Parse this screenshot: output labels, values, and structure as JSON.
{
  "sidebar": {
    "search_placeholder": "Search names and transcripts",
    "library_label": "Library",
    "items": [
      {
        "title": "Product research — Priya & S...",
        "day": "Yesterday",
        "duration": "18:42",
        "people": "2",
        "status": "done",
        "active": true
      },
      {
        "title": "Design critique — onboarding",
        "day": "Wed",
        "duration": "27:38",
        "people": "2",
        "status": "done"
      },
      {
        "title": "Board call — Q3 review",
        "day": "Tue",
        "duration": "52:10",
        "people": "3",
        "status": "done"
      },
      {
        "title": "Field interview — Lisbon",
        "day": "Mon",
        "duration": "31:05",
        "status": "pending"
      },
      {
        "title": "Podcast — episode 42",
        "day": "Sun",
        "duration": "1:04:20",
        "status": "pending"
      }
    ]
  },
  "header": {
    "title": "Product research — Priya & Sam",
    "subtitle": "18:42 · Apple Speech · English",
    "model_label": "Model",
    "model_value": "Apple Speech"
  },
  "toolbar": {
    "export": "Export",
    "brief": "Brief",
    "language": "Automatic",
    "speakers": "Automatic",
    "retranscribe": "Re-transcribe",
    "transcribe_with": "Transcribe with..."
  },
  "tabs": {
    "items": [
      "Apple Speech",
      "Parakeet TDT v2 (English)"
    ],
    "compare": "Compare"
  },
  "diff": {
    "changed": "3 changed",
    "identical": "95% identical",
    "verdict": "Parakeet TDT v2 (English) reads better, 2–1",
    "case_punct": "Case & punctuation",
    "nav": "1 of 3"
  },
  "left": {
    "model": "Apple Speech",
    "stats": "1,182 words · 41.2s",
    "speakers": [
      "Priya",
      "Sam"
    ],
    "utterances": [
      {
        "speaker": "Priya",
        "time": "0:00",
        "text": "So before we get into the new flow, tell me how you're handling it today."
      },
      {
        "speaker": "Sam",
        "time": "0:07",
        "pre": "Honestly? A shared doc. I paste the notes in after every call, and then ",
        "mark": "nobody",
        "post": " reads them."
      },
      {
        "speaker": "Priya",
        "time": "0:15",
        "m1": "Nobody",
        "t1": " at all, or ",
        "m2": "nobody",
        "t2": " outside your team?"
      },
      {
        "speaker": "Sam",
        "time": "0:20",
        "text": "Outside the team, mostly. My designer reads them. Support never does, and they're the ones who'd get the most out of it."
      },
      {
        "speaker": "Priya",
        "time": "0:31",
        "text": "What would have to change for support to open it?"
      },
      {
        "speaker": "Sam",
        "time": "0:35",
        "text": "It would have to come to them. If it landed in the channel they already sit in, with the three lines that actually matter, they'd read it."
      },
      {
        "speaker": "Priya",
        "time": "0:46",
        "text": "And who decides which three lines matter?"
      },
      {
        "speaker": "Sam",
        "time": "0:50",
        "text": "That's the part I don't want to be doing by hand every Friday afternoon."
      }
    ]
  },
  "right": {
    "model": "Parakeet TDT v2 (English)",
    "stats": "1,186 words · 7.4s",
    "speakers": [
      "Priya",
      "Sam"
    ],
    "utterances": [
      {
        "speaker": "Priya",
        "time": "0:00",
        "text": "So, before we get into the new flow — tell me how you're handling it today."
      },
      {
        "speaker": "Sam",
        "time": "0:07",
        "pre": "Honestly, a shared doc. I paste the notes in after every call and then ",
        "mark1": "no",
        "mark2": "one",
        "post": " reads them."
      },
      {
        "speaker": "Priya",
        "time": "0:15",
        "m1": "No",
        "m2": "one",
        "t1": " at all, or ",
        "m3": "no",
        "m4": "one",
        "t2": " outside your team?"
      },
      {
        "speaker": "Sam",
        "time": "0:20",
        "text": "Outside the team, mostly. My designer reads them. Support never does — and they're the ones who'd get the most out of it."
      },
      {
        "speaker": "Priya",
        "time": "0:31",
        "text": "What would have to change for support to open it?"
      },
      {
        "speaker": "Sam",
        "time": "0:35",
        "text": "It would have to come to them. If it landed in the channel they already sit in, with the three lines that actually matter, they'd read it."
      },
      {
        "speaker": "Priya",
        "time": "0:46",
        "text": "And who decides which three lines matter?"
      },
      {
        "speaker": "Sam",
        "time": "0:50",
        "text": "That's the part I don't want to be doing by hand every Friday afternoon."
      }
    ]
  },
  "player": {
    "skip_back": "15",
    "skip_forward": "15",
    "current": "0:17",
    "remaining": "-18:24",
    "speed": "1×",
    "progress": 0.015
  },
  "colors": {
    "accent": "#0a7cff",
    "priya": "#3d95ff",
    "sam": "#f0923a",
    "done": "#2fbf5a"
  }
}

▸ What is needed
Tally the lines in this data that hold the word "reads" and state only the count.

▸ Response
5